**WRITTEN REQUEST**
Exactly as they appear, output all of the records. Skip any images.

**RECORDED DATA**
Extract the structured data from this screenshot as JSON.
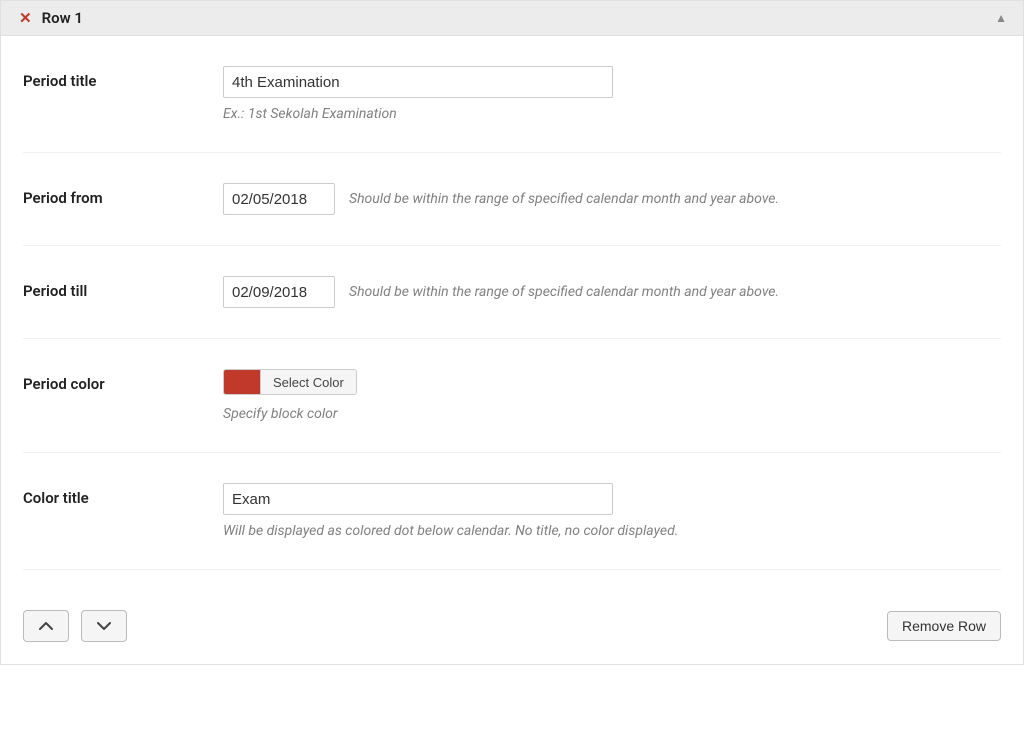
{
  "header": {
    "title": "Row 1"
  },
  "fields": {
    "period_title": {
      "label": "Period title",
      "value": "4th Examination",
      "help": "Ex.: 1st Sekolah Examination"
    },
    "period_from": {
      "label": "Period from",
      "value": "02/05/2018",
      "help": "Should be within the range of specified calendar month and year above."
    },
    "period_till": {
      "label": "Period till",
      "value": "02/09/2018",
      "help": "Should be within the range of specified calendar month and year above."
    },
    "period_color": {
      "label": "Period color",
      "swatch": "#c0392b",
      "button_label": "Select Color",
      "help": "Specify block color"
    },
    "color_title": {
      "label": "Color title",
      "value": "Exam",
      "help": "Will be displayed as colored dot below calendar. No title, no color displayed."
    }
  },
  "footer": {
    "remove_label": "Remove Row"
  }
}
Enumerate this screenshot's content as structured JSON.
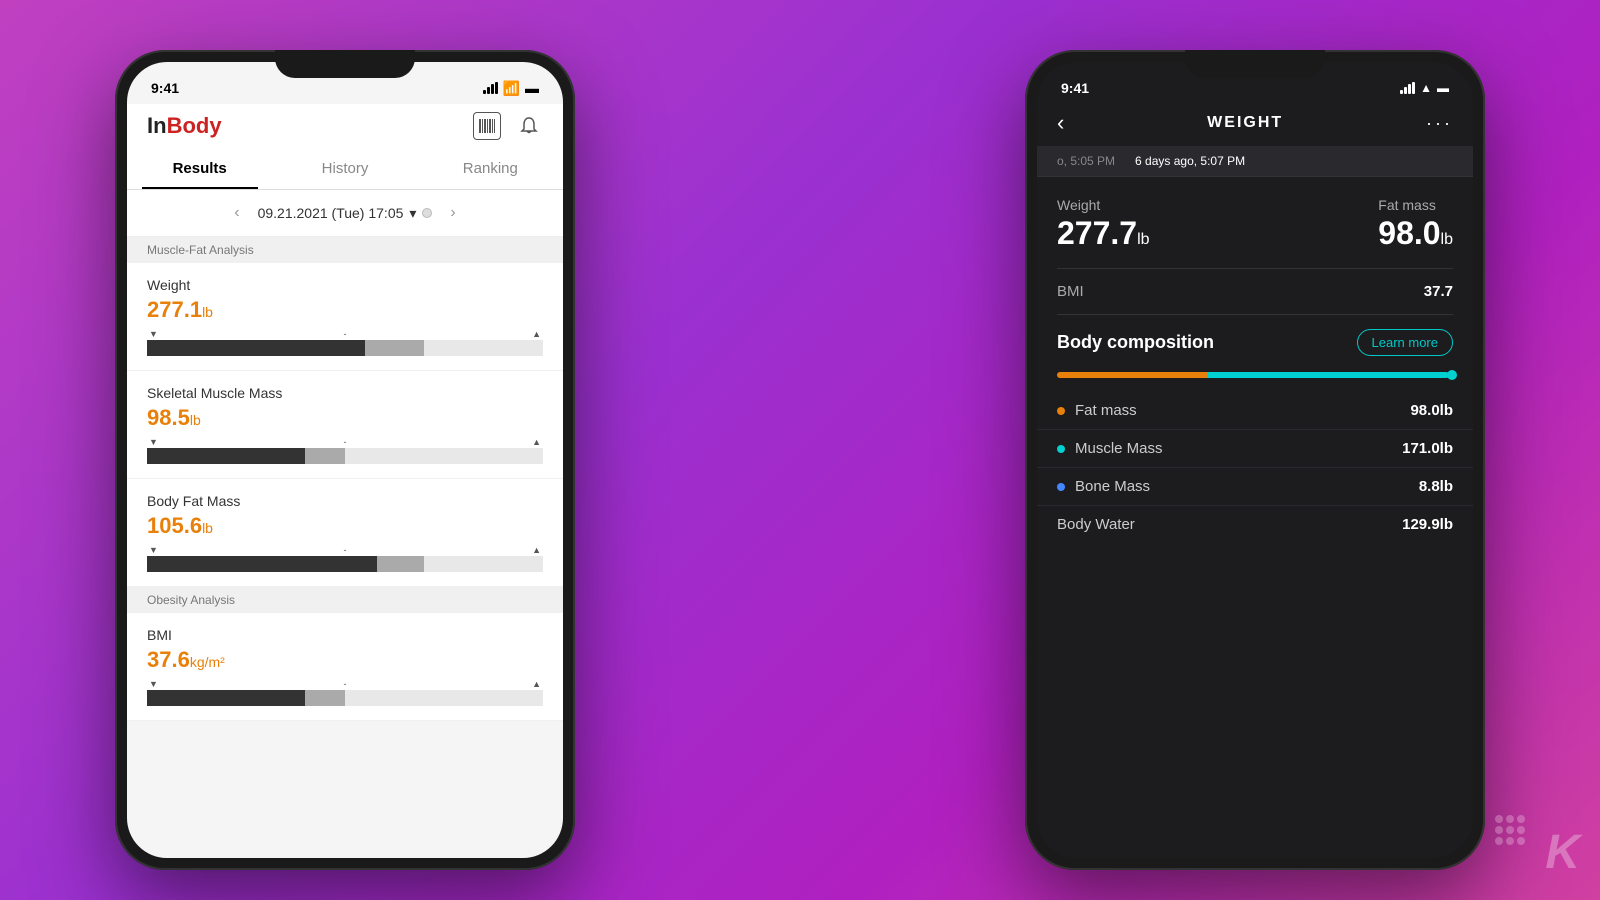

**TASK SOLUTION**
Extract the structured data from this screenshot as JSON.
{
  "header": {
    "title": "Row 1"
  },
  "fields": {
    "period_title": {
      "label": "Period title",
      "value": "4th Examination",
      "help": "Ex.: 1st Sekolah Examination"
    },
    "period_from": {
      "label": "Period from",
      "value": "02/05/2018",
      "help": "Should be within the range of specified calendar month and year above."
    },
    "period_till": {
      "label": "Period till",
      "value": "02/09/2018",
      "help": "Should be within the range of specified calendar month and year above."
    },
    "period_color": {
      "label": "Period color",
      "swatch": "#c0392b",
      "button_label": "Select Color",
      "help": "Specify block color"
    },
    "color_title": {
      "label": "Color title",
      "value": "Exam",
      "help": "Will be displayed as colored dot below calendar. No title, no color displayed."
    }
  },
  "footer": {
    "remove_label": "Remove Row"
  }
}
Enumerate this screenshot's content as structured JSON.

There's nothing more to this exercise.